• _Task to carry out_: Return each of the rows below word for word, leaving out the pictures.

(Items in a dataset)
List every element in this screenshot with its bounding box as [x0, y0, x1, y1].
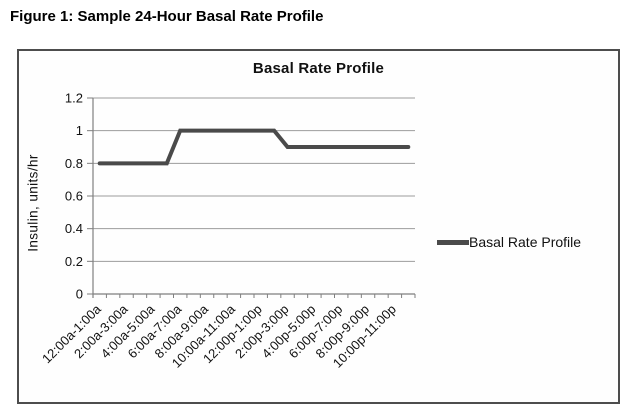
- y-tick-label: 0.8: [65, 156, 83, 171]
- y-tick-label: 0.4: [65, 221, 83, 236]
- legend-label: Basal Rate Profile: [469, 234, 582, 250]
- y-tick-label: 0: [76, 287, 83, 302]
- y-axis-title: Insulin, units/hr: [25, 154, 41, 252]
- y-tick-label: 1: [76, 123, 83, 138]
- plot-area: 00.20.40.60.811.212:00a-1:00a2:00a-3:00a…: [39, 91, 416, 371]
- chart-title: Basal Rate Profile: [252, 60, 385, 77]
- y-tick-label: 0.2: [65, 254, 83, 269]
- legend-line-marker: [437, 239, 469, 245]
- y-tick-label: 0.6: [65, 189, 83, 204]
- series-line: [97, 128, 411, 166]
- legend: Basal Rate Profile: [437, 231, 581, 253]
- figure-title: Figure 1: Sample 24-Hour Basal Rate Prof…: [10, 8, 324, 25]
- chart-container: 0 0.2 0.4 0.6 0.8 1 1.2 12:00a-1:00a 2:00a-3:00a…: [17, 49, 620, 404]
- y-tick-label: 1.2: [65, 91, 83, 106]
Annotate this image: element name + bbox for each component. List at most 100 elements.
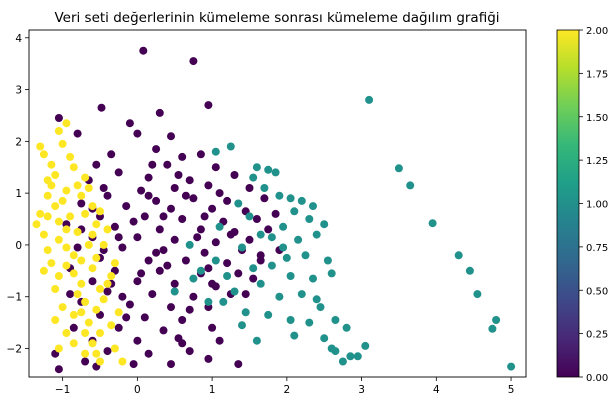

• _Final result_:
List every element in this screenshot with its bounding box as [x0, y0, x1, y1].
- y-tick-label: 0.8: [65, 156, 83, 171]
- y-tick-label: 0.4: [65, 221, 83, 236]
- legend-label: Basal Rate Profile: [469, 234, 582, 250]
- y-tick-label: 0: [76, 287, 83, 302]
- y-axis-title: Insulin, units/hr: [25, 154, 41, 252]
- y-tick-label: 1: [76, 123, 83, 138]
- plot-area: 00.20.40.60.811.212:00a-1:00a2:00a-3:00a…: [39, 91, 416, 371]
- chart-title: Basal Rate Profile: [252, 60, 385, 77]
- y-tick-label: 0.2: [65, 254, 83, 269]
- legend-line-marker: [437, 239, 469, 245]
- y-tick-label: 0.6: [65, 189, 83, 204]
- series-line: [97, 128, 411, 166]
- legend: Basal Rate Profile: [437, 231, 581, 253]
- figure-title: Figure 1: Sample 24-Hour Basal Rate Prof…: [10, 8, 324, 25]
- chart-container: 0 0.2 0.4 0.6 0.8 1 1.2 12:00a-1:00a 2:00a-3:00a…: [17, 49, 620, 404]
- y-tick-label: 1.2: [65, 91, 83, 106]
Annotate this image: element name + bbox for each component. List at most 100 elements.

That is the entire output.